**Task description**: Search the listing below for "nichž". Copy each matching line.

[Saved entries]
>>>>>

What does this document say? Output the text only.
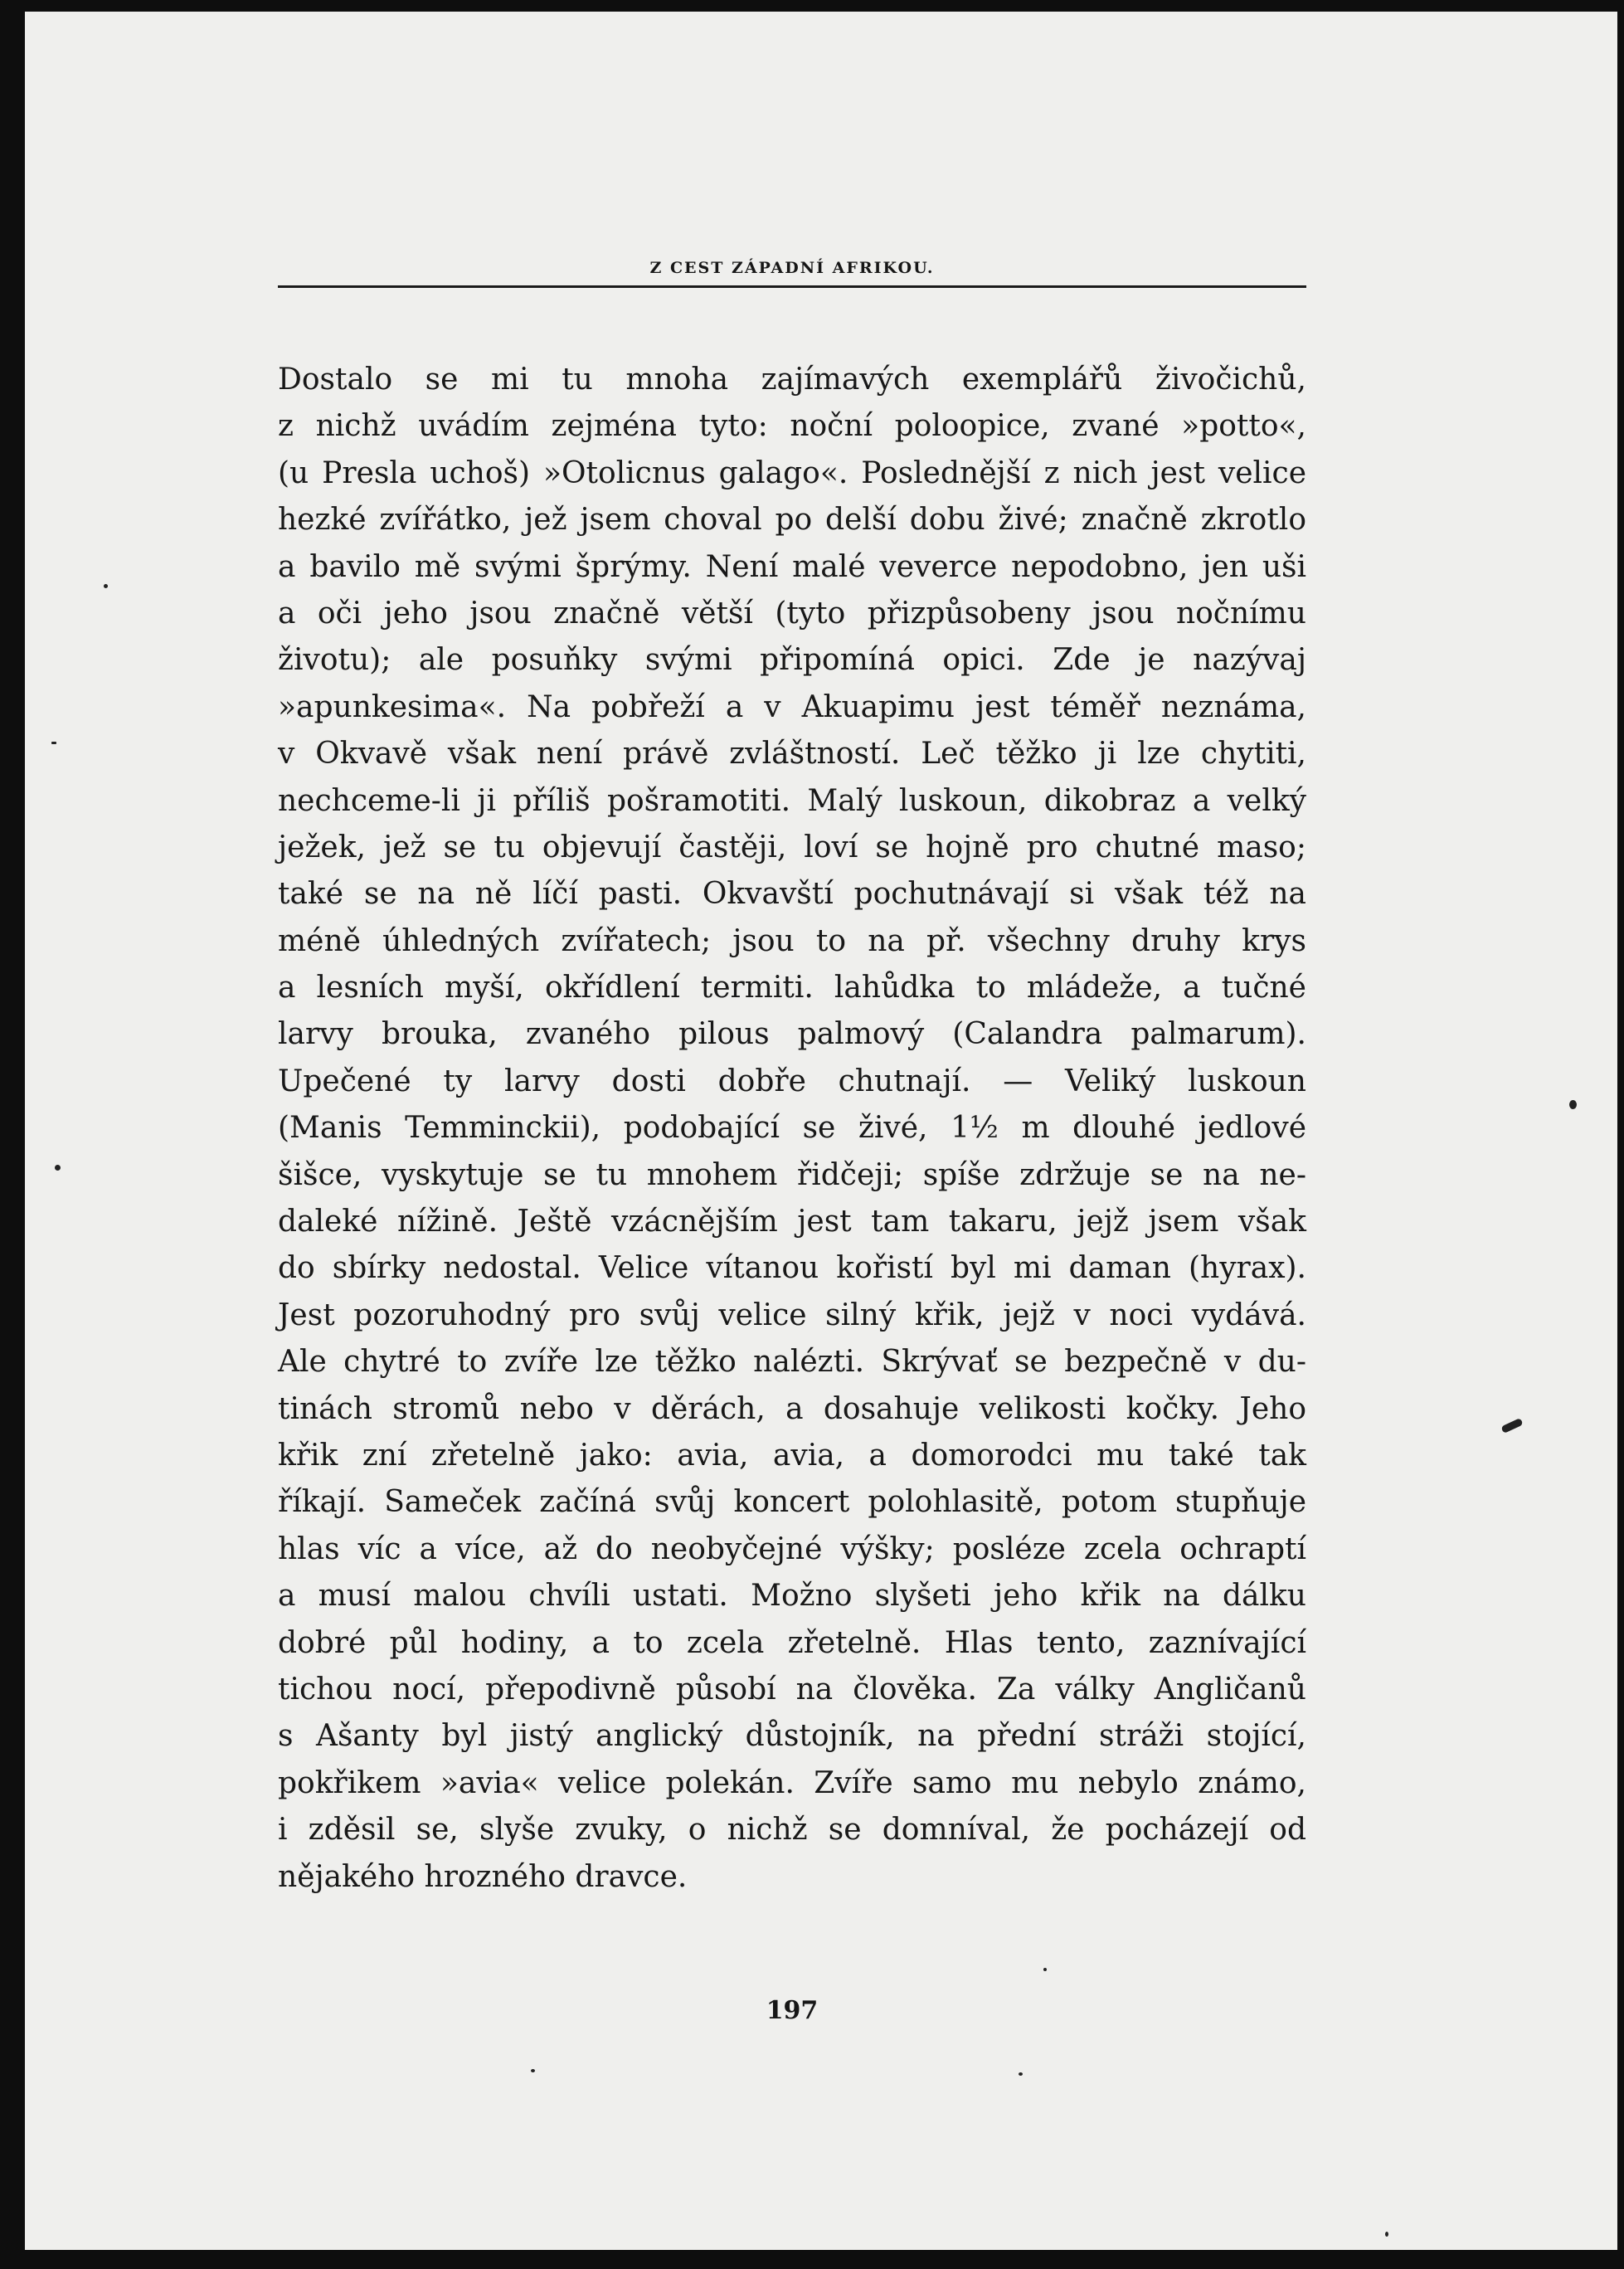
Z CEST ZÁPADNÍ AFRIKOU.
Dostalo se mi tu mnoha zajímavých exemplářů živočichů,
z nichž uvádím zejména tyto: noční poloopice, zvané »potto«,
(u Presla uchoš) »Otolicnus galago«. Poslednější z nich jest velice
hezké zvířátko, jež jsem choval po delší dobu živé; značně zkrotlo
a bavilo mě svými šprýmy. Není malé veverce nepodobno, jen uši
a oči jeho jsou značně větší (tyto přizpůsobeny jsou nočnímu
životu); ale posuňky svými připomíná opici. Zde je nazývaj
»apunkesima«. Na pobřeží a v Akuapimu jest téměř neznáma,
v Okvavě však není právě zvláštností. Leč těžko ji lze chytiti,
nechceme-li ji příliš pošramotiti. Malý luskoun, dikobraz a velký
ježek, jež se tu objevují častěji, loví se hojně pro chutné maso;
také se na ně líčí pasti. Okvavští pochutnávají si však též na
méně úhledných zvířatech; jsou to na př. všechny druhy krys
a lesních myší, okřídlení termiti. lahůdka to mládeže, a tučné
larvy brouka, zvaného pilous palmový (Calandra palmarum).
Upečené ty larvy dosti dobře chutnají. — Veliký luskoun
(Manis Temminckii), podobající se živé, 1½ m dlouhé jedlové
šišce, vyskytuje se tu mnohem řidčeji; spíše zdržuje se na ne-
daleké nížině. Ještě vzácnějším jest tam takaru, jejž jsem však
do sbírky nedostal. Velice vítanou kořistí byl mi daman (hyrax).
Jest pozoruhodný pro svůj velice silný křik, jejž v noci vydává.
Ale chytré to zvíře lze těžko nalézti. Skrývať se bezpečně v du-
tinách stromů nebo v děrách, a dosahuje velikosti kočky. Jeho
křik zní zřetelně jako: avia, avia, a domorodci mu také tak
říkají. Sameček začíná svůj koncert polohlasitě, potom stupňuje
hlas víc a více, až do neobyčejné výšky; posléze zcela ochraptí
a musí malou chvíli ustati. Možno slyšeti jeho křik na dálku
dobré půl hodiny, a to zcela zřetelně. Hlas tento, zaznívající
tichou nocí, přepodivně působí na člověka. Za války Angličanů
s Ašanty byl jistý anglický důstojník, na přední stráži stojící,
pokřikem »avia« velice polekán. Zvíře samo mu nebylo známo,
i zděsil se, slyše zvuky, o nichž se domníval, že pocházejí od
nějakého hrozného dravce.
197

<<<<<

**The response**:
z nichž uvádím zejména tyto: noční poloopice, zvané »potto«,
i zděsil se, slyše zvuky, o nichž se domníval, že pocházejí od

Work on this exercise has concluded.